Exercise: Output the entries word for word. Omit images.

---------------

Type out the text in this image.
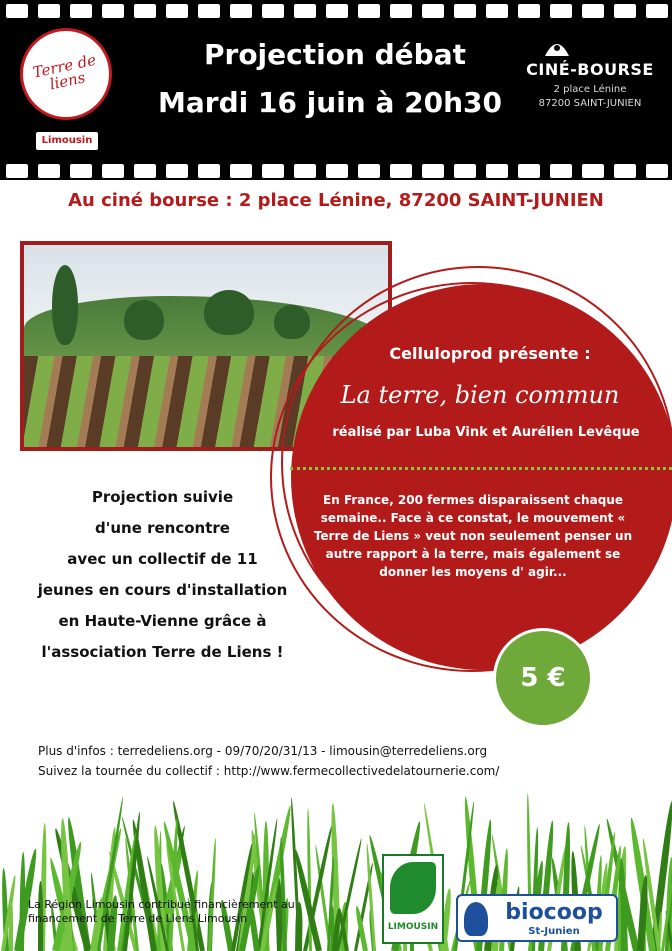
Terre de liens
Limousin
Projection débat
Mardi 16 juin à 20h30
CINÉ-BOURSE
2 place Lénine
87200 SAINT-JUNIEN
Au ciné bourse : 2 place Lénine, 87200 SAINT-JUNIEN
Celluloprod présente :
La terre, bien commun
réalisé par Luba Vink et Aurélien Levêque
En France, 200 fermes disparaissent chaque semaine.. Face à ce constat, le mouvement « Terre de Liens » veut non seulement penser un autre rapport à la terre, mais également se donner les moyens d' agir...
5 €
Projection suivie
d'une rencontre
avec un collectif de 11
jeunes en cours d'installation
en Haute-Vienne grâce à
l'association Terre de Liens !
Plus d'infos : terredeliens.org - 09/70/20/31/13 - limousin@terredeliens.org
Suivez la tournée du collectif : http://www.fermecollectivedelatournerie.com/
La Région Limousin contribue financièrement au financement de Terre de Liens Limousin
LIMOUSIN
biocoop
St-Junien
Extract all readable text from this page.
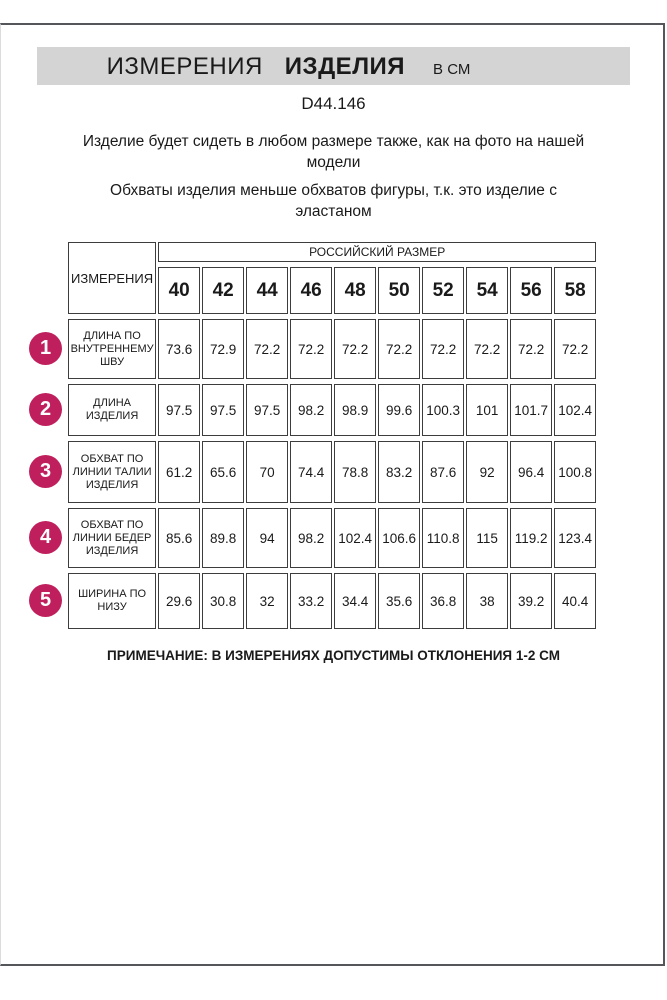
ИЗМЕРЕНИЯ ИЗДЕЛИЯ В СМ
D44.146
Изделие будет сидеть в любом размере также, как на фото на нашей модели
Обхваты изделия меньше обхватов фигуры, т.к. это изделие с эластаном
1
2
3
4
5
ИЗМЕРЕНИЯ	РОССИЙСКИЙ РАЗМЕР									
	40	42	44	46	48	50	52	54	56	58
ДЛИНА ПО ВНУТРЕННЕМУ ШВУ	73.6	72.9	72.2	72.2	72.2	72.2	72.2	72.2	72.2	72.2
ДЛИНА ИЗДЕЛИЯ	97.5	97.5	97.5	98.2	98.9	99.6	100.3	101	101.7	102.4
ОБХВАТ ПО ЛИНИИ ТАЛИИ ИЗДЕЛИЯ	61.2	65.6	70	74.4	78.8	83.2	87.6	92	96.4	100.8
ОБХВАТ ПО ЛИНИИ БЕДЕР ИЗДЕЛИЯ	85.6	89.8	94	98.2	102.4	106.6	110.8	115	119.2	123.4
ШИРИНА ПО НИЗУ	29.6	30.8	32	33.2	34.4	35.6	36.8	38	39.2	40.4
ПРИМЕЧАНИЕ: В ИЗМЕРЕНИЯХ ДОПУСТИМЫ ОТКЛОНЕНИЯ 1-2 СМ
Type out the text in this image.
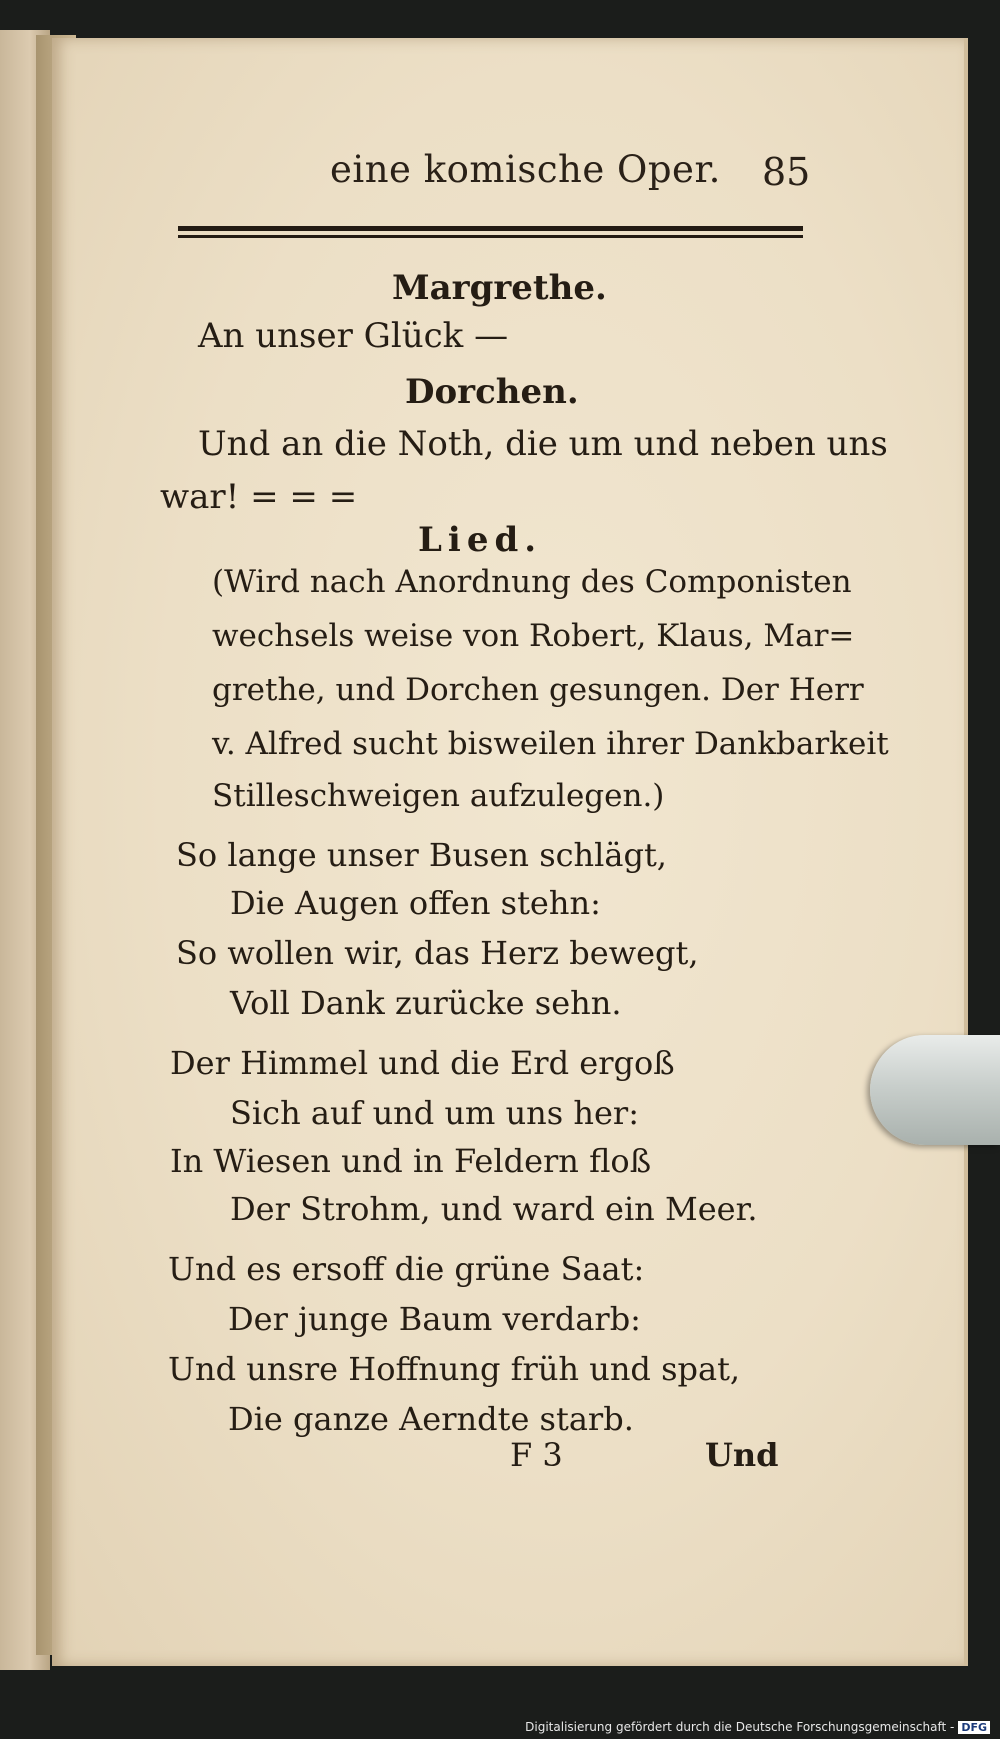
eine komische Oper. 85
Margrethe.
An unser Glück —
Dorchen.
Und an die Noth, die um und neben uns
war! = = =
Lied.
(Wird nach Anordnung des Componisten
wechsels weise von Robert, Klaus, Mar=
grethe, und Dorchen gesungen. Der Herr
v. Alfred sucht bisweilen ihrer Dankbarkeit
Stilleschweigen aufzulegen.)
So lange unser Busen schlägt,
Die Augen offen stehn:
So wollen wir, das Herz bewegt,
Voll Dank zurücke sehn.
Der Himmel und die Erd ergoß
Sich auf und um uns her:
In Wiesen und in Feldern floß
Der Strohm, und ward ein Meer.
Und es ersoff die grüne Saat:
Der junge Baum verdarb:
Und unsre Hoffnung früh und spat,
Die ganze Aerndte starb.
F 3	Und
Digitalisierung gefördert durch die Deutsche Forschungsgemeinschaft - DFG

---------------

In response:
Type out the text in this image.
Terre de liens
Limousin
Projection débat
Mardi 16 juin à 20h30
CINÉ-BOURSE
2 place Lénine
87200 SAINT-JUNIEN
Au ciné bourse : 2 place Lénine, 87200 SAINT-JUNIEN
Celluloprod présente :
La terre, bien commun
réalisé par Luba Vink et Aurélien Levêque
En France, 200 fermes disparaissent chaque semaine.. Face à ce constat, le mouvement « Terre de Liens » veut non seulement penser un autre rapport à la terre, mais également se donner les moyens d' agir...
5 €
Projection suivie
d'une rencontre
avec un collectif de 11
jeunes en cours d'installation
en Haute-Vienne grâce à
l'association Terre de Liens !
Plus d'infos : terredeliens.org - 09/70/20/31/13 - limousin@terredeliens.org
Suivez la tournée du collectif : http://www.fermecollectivedelatournerie.com/
La Région Limousin contribue financièrement au financement de Terre de Liens Limousin
LIMOUSIN
biocoop
St-Junien
Extract all readable text from this page.
ИЗМЕРЕНИЯ ИЗДЕЛИЯ В СМ
D44.146
Изделие будет сидеть в любом размере также, как на фото на нашей модели
Обхваты изделия меньше обхватов фигуры, т.к. это изделие с эластаном
1
2
3
4
5
ИЗМЕРЕНИЯ	РОССИЙСКИЙ РАЗМЕР									
	40	42	44	46	48	50	52	54	56	58
ДЛИНА ПО ВНУТРЕННЕМУ ШВУ	73.6	72.9	72.2	72.2	72.2	72.2	72.2	72.2	72.2	72.2
ДЛИНА ИЗДЕЛИЯ	97.5	97.5	97.5	98.2	98.9	99.6	100.3	101	101.7	102.4
ОБХВАТ ПО ЛИНИИ ТАЛИИ ИЗДЕЛИЯ	61.2	65.6	70	74.4	78.8	83.2	87.6	92	96.4	100.8
ОБХВАТ ПО ЛИНИИ БЕДЕР ИЗДЕЛИЯ	85.6	89.8	94	98.2	102.4	106.6	110.8	115	119.2	123.4
ШИРИНА ПО НИЗУ	29.6	30.8	32	33.2	34.4	35.6	36.8	38	39.2	40.4
ПРИМЕЧАНИЕ: В ИЗМЕРЕНИЯХ ДОПУСТИМЫ ОТКЛОНЕНИЯ 1-2 СМ
Type out the text in this image.
eine komische Oper. 85
Margrethe.
An unser Glück —
Dorchen.
Und an die Noth, die um und neben uns
war! = = =
Lied.
(Wird nach Anordnung des Componisten
wechsels weise von Robert, Klaus, Mar=
grethe, und Dorchen gesungen. Der Herr
v. Alfred sucht bisweilen ihrer Dankbarkeit
Stilleschweigen aufzulegen.)
So lange unser Busen schlägt,
Die Augen offen stehn:
So wollen wir, das Herz bewegt,
Voll Dank zurücke sehn.
Der Himmel und die Erd ergoß
Sich auf und um uns her:
In Wiesen und in Feldern floß
Der Strohm, und ward ein Meer.
Und es ersoff die grüne Saat:
Der junge Baum verdarb:
Und unsre Hoffnung früh und spat,
Die ganze Aerndte starb.
F 3	Und
Digitalisierung gefördert durch die Deutsche Forschungsgemeinschaft - DFG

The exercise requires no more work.